**EXERCISE REQUIREMENTS**
Report the count of lines containing the word "pareja" in the entries below, and nothing more.

**SOURCE DATA**
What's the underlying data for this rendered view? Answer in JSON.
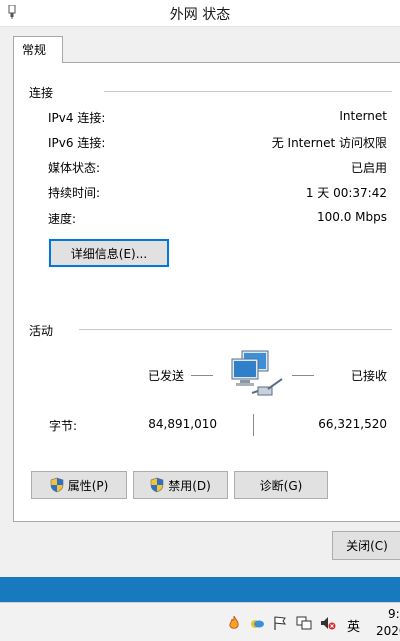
{
  "window": {
    "title": "外网 状态"
  },
  "tabs": [
    {
      "label": "常规"
    }
  ],
  "connection": {
    "section_title": "连接",
    "rows": [
      {
        "label": "IPv4 连接:",
        "value": "Internet"
      },
      {
        "label": "IPv6 连接:",
        "value": "无 Internet 访问权限"
      },
      {
        "label": "媒体状态:",
        "value": "已启用"
      },
      {
        "label": "持续时间:",
        "value": "1 天 00:37:42"
      },
      {
        "label": "速度:",
        "value": "100.0 Mbps"
      }
    ],
    "details_button": "详细信息(E)..."
  },
  "activity": {
    "section_title": "活动",
    "sent_label": "已发送",
    "received_label": "已接收",
    "bytes_label": "字节:",
    "bytes_sent": "84,891,010",
    "bytes_received": "66,321,520"
  },
  "buttons": {
    "properties": "属性(P)",
    "disable": "禁用(D)",
    "diagnose": "诊断(G)",
    "close": "关闭(C)"
  },
  "taskbar": {
    "ime": "英",
    "clock_time": "9:",
    "clock_date": "2020"
  },
  "colors": {
    "accent": "#0078d7",
    "taskbar_blue": "#1879bf"
  }
}
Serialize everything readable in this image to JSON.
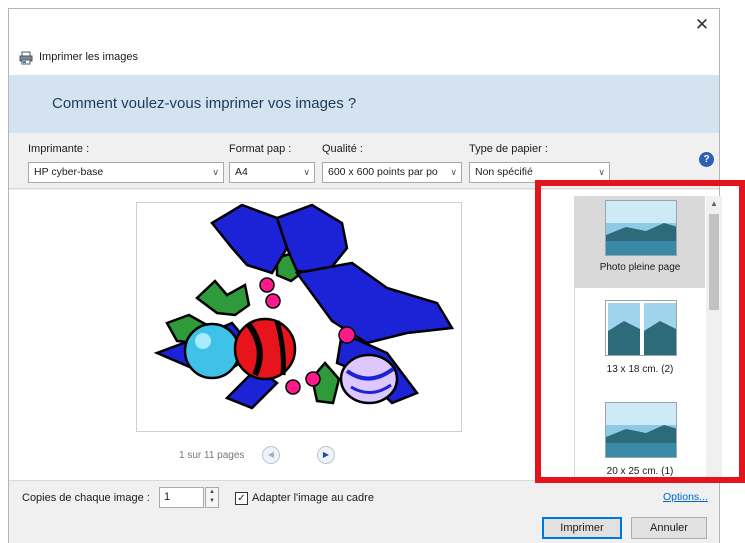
{
  "window": {
    "title": "Imprimer les images",
    "close_glyph": "✕",
    "title_icon": "printer-icon"
  },
  "banner": {
    "heading": "Comment voulez-vous imprimer vos images ?"
  },
  "print_options": {
    "printer": {
      "label": "Imprimante :",
      "value": "HP cyber-base"
    },
    "paper_size": {
      "label": "Format pap :",
      "value": "A4"
    },
    "quality": {
      "label": "Qualité :",
      "value": "600 x 600 points par po"
    },
    "paper_type": {
      "label": "Type de papier :",
      "value": "Non spécifié"
    },
    "dropdown_glyph": "∨",
    "help_glyph": "?"
  },
  "preview": {
    "image_description_icon": "christmas-ornaments-clipart",
    "pager_text": "1 sur 11 pages",
    "prev_glyph": "◀",
    "next_glyph": "▶"
  },
  "layouts": [
    {
      "label": "Photo pleine page",
      "selected": true
    },
    {
      "label": "13 x 18 cm. (2)",
      "selected": false
    },
    {
      "label": "20 x 25 cm. (1)",
      "selected": false
    }
  ],
  "settings": {
    "copies_label": "Copies de chaque image :",
    "copies_value": "1",
    "fit_label": "Adapter l'image au cadre",
    "fit_checked": true,
    "check_glyph": "✓",
    "options_link": "Options..."
  },
  "buttons": {
    "print": "Imprimer",
    "cancel": "Annuler"
  },
  "colors": {
    "banner_bg": "#d4e3ef",
    "highlight_border": "#e4141c",
    "link": "#0066cc"
  }
}
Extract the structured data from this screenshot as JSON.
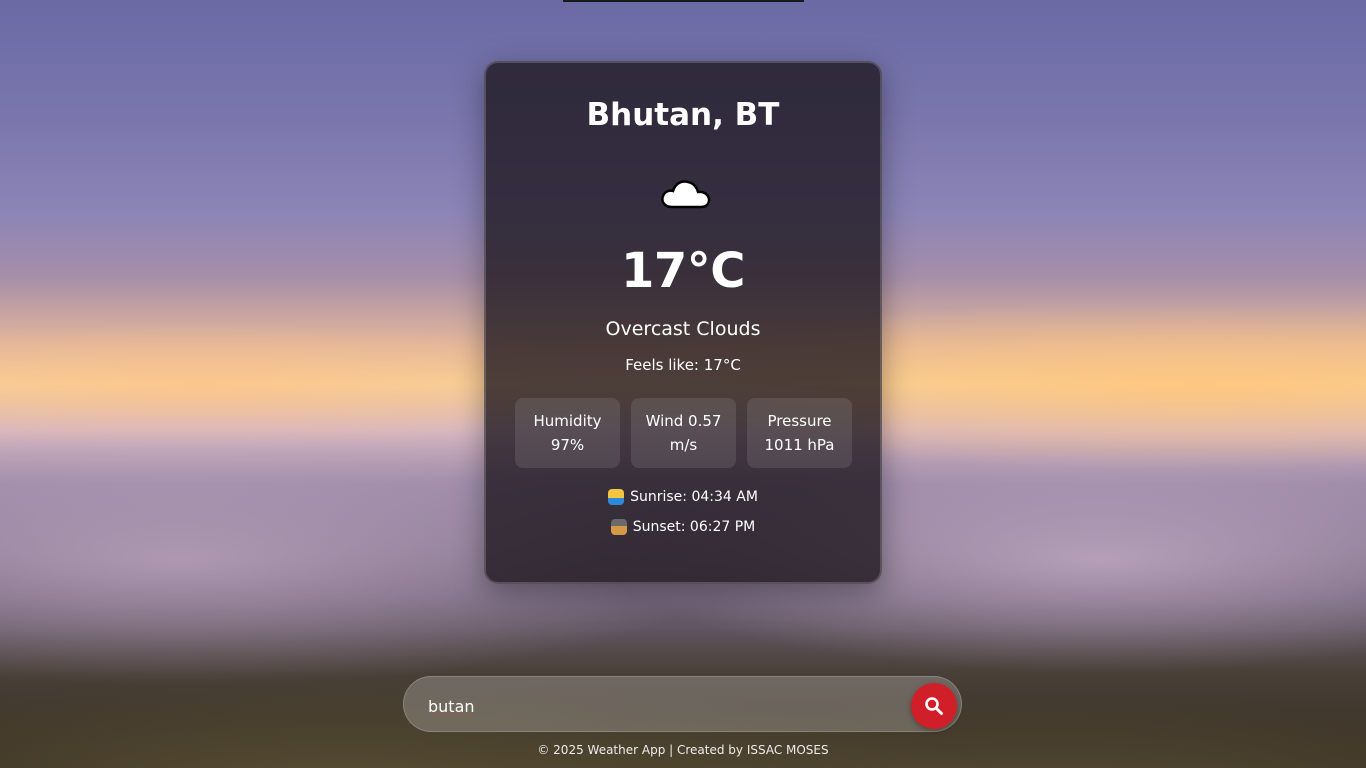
{
  "weather": {
    "location": "Bhutan, BT",
    "icon": "cloud-icon",
    "temperature": "17°C",
    "description": "Overcast Clouds",
    "feels_like": "Feels like: 17°C",
    "humidity": {
      "label": "Humidity",
      "value": "97%"
    },
    "wind": {
      "label": "Wind 0.57",
      "value": "m/s"
    },
    "pressure": {
      "label": "Pressure",
      "value": "1011 hPa"
    },
    "sunrise": "Sunrise: 04:34 AM",
    "sunset": "Sunset: 06:27 PM"
  },
  "search": {
    "value": "butan",
    "button_icon": "search-icon",
    "button_color": "#d11f2a"
  },
  "footer": {
    "text": "© 2025 Weather App | Created by ISSAC MOSES"
  }
}
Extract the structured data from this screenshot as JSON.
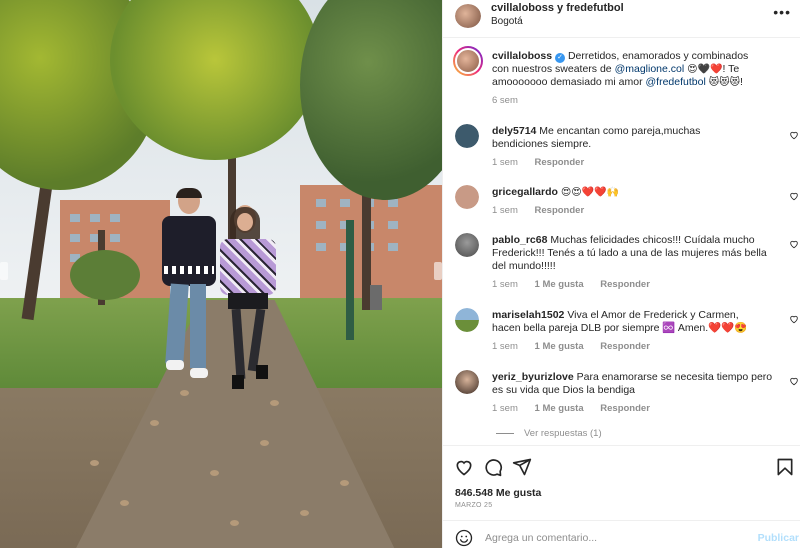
{
  "header": {
    "title": "cvillaloboss y fredefutbol",
    "location": "Bogotá",
    "more_icon": "ellipsis-icon"
  },
  "caption": {
    "user": "cvillaloboss",
    "text_1": "Derretidos, enamorados y combinados con nuestros sweaters de",
    "mention_1": "@maglione.col",
    "emoji_1": "😍🖤❤️",
    "text_2": "! Te amooooooo demasiado mi amor",
    "mention_2": "@fredefutbol",
    "emoji_2": "😻😻😻",
    "text_3": "!",
    "time": "6 sem"
  },
  "comments": [
    {
      "user": "dely5714",
      "text": "Me encantan como pareja,muchas bendiciones siempre.",
      "time": "1 sem",
      "likes": "",
      "reply": "Responder",
      "avatar_color": "#3d5a6c"
    },
    {
      "user": "gricegallardo",
      "text": "😍😍❤️❤️🙌",
      "time": "1 sem",
      "likes": "",
      "reply": "Responder",
      "avatar_color": "#c89a86"
    },
    {
      "user": "pablo_rc68",
      "text": "Muchas felicidades chicos!!! Cuídala mucho Frederick!!! Tenés a tú lado a una de las mujeres más bella del mundo!!!!!",
      "time": "1 sem",
      "likes": "1 Me gusta",
      "reply": "Responder",
      "avatar_color": "#6d6d6d"
    },
    {
      "user": "mariselah1502",
      "text": "Viva el Amor de Frederick y Carmen, hacen bella pareja DLB por siempre ♾️ Amen.❤️❤️😍",
      "time": "1 sem",
      "likes": "1 Me gusta",
      "reply": "Responder",
      "avatar_color": "#7aa0c4"
    },
    {
      "user": "yeriz_byurizlove",
      "text": "Para enamorarse se necesita tiempo pero es su vida que Dios la bendiga",
      "time": "1 sem",
      "likes": "1 Me gusta",
      "reply": "Responder",
      "avatar_color": "#5a4034"
    }
  ],
  "view_replies": "Ver respuestas (1)",
  "actions": {
    "like_icon": "heart-icon",
    "comment_icon": "comment-icon",
    "share_icon": "send-icon",
    "save_icon": "bookmark-icon"
  },
  "likes_count": "846.548 Me gusta",
  "date": "MARZO 25",
  "composer": {
    "placeholder": "Agrega un comentario...",
    "publish_label": "Publicar",
    "emoji_icon": "smiley-icon"
  },
  "colors": {
    "link": "#00376b",
    "muted": "#8e8e8e",
    "publish_disabled": "#b2dffc",
    "verified": "#3897f0"
  }
}
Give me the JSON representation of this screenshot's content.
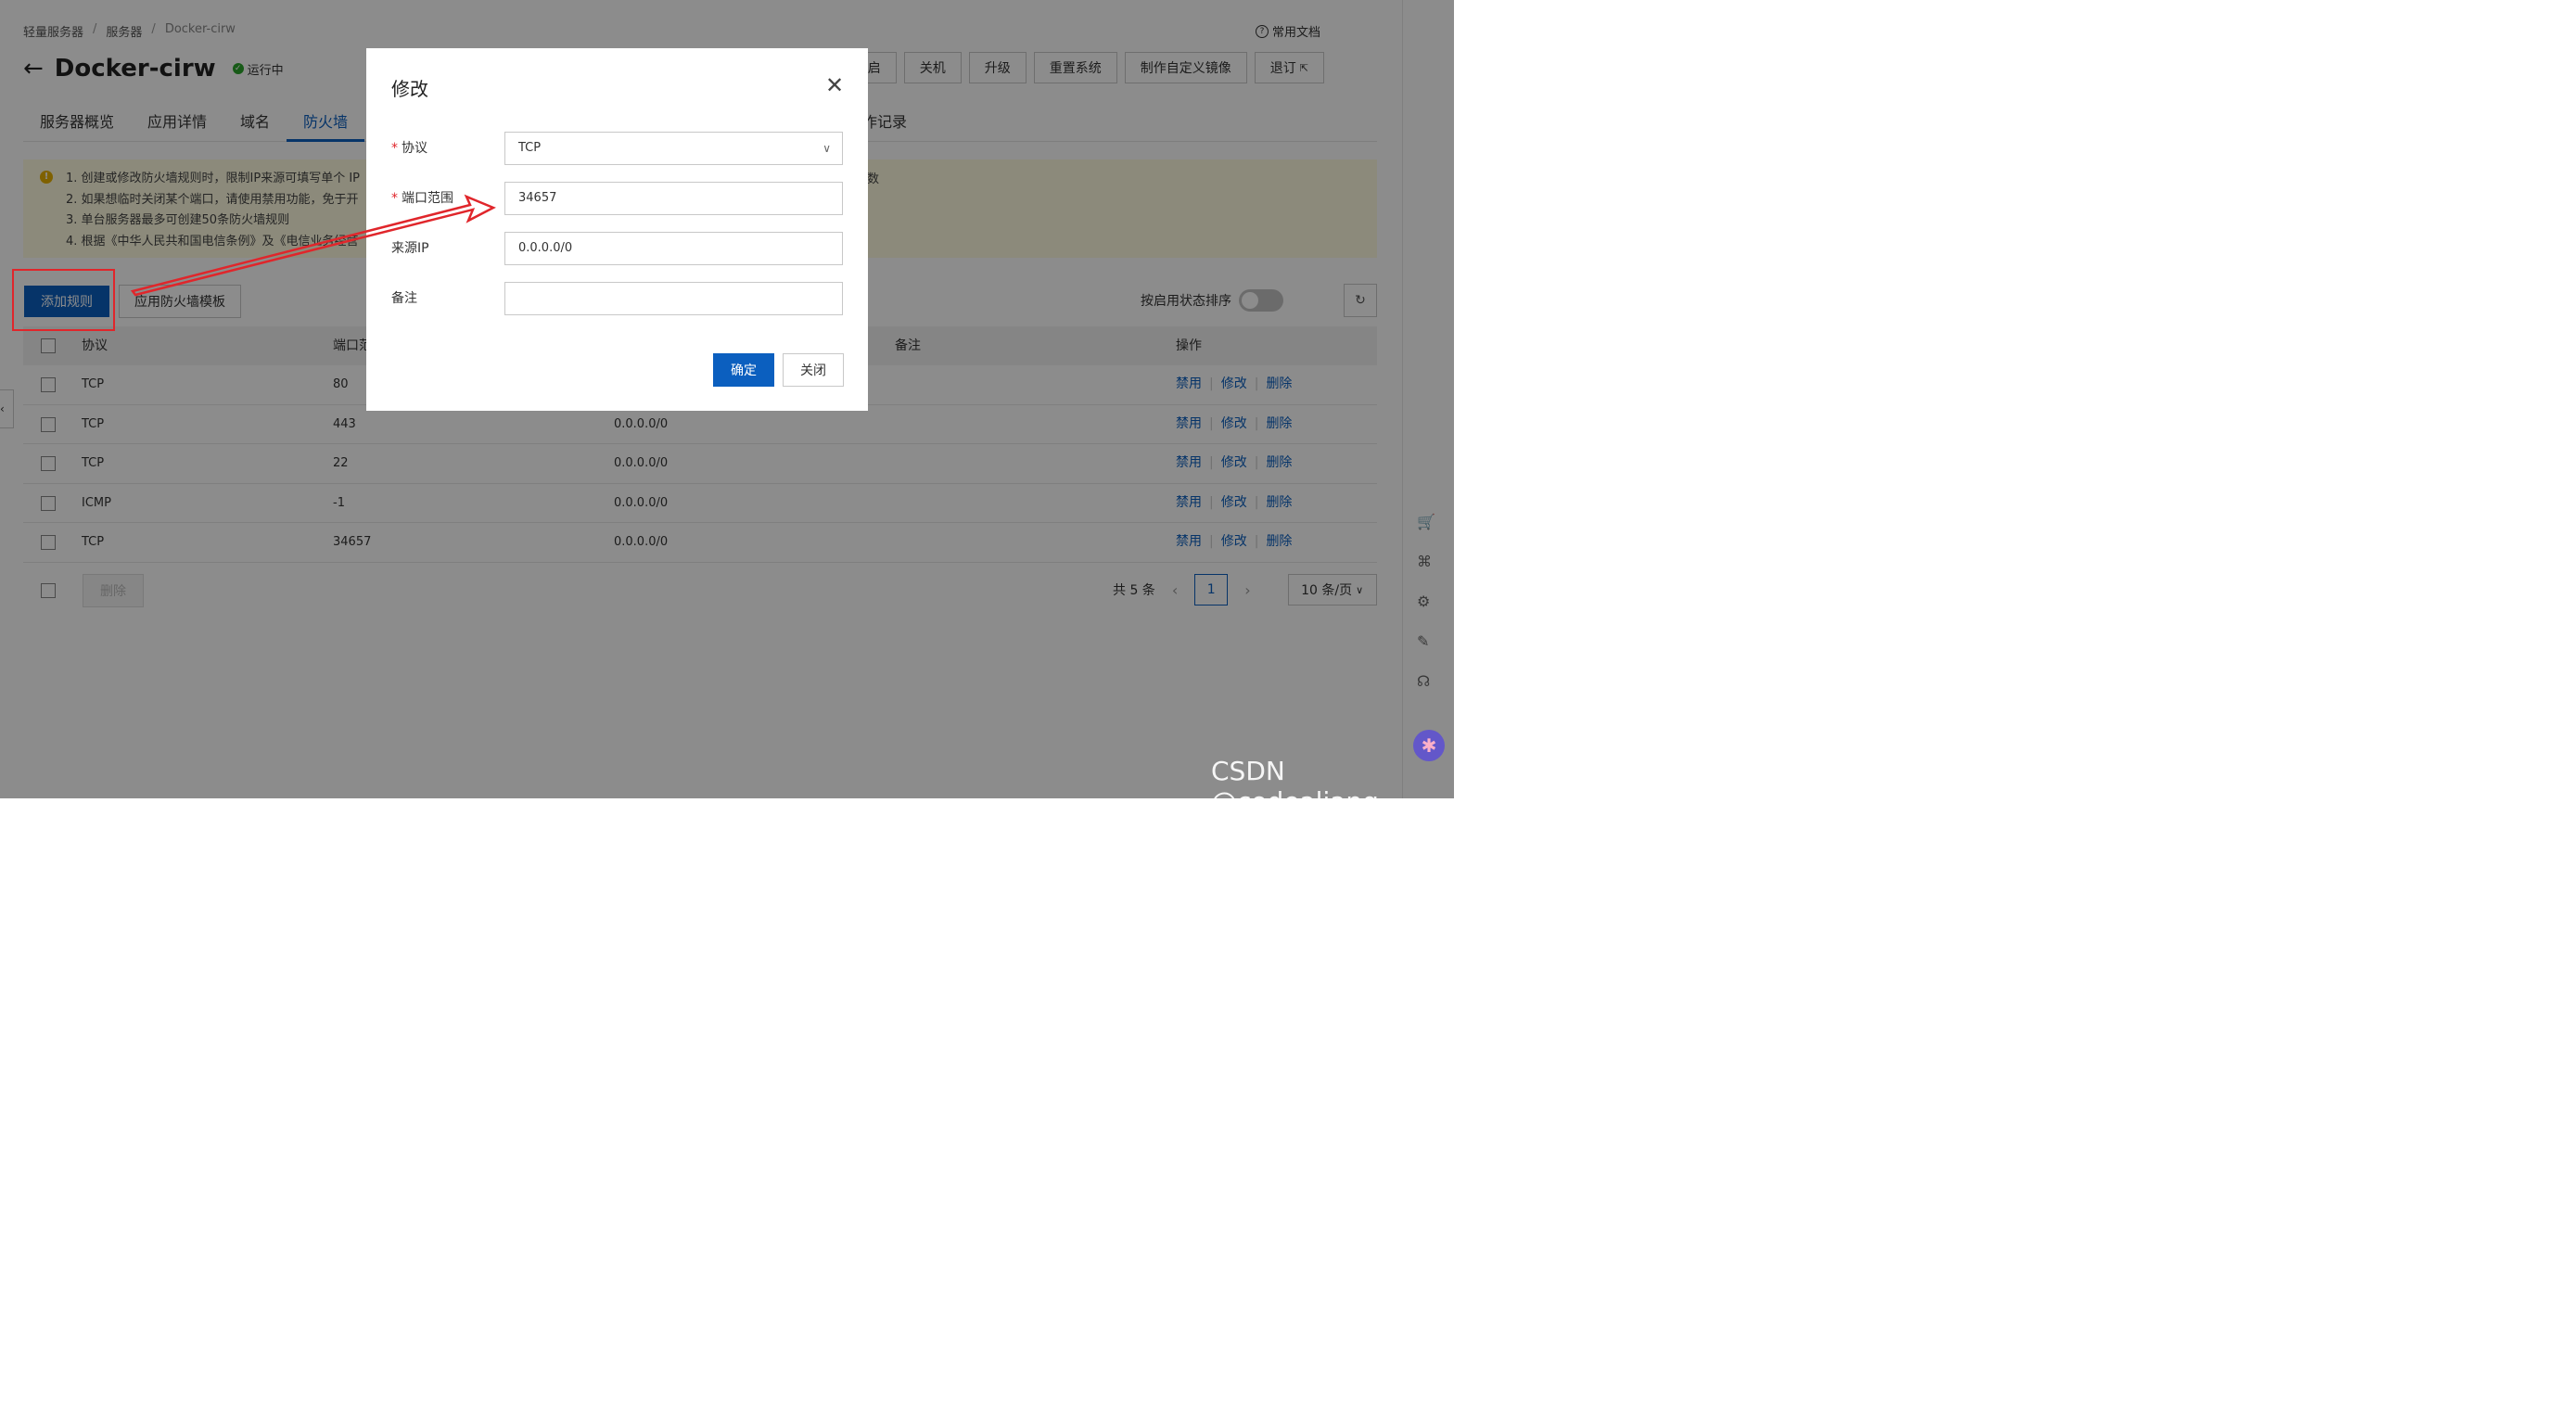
{
  "breadcrumb": [
    "轻量服务器",
    "服务器",
    "Docker-cirw"
  ],
  "help_link": "常用文档",
  "header": {
    "back_icon": "back-arrow-icon",
    "title": "Docker-cirw",
    "status": "运行中"
  },
  "top_actions": [
    "重启",
    "关机",
    "升级",
    "重置系统",
    "制作自定义镜像",
    "退订"
  ],
  "tabs": [
    "服务器概览",
    "应用详情",
    "域名",
    "防火墙"
  ],
  "tab_partial": "作记录",
  "notice": {
    "lines": [
      "1. 创建或修改防火墙规则时，限制IP来源可填写单个 IP",
      "2. 如果想临时关闭某个端口，请使用禁用功能，免于开",
      "3. 单台服务器最多可创建50条防火墙规则",
      "4. 根据《中华人民共和国电信条例》及《电信业务经营"
    ],
    "tail": "数"
  },
  "toolbar": {
    "add_rule": "添加规则",
    "apply_template": "应用防火墙模板",
    "sort_label": "按启用状态排序"
  },
  "table": {
    "headers": {
      "protocol": "协议",
      "port": "端口范",
      "remark": "备注",
      "ops": "操作"
    },
    "rows": [
      {
        "protocol": "TCP",
        "port": "80",
        "source": ""
      },
      {
        "protocol": "TCP",
        "port": "443",
        "source": "0.0.0.0/0"
      },
      {
        "protocol": "TCP",
        "port": "22",
        "source": "0.0.0.0/0"
      },
      {
        "protocol": "ICMP",
        "port": "-1",
        "source": "0.0.0.0/0"
      },
      {
        "protocol": "TCP",
        "port": "34657",
        "source": "0.0.0.0/0"
      }
    ],
    "row_actions": [
      "禁用",
      "修改",
      "删除"
    ]
  },
  "footer": {
    "delete": "删除",
    "total": "共 5 条",
    "page": "1",
    "page_size": "10 条/页"
  },
  "dialog": {
    "title": "修改",
    "fields": {
      "protocol_label": "协议",
      "protocol_value": "TCP",
      "port_label": "端口范围",
      "port_value": "34657",
      "source_label": "来源IP",
      "source_value": "0.0.0.0/0",
      "remark_label": "备注",
      "remark_value": ""
    },
    "ok": "确定",
    "cancel": "关闭"
  },
  "watermark": "CSDN @codealiang",
  "colors": {
    "primary": "#0b5fbf",
    "annotation_red": "#e0262b",
    "notice_bg": "#fffbe0"
  }
}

**COMPLETE RESPONSE**
2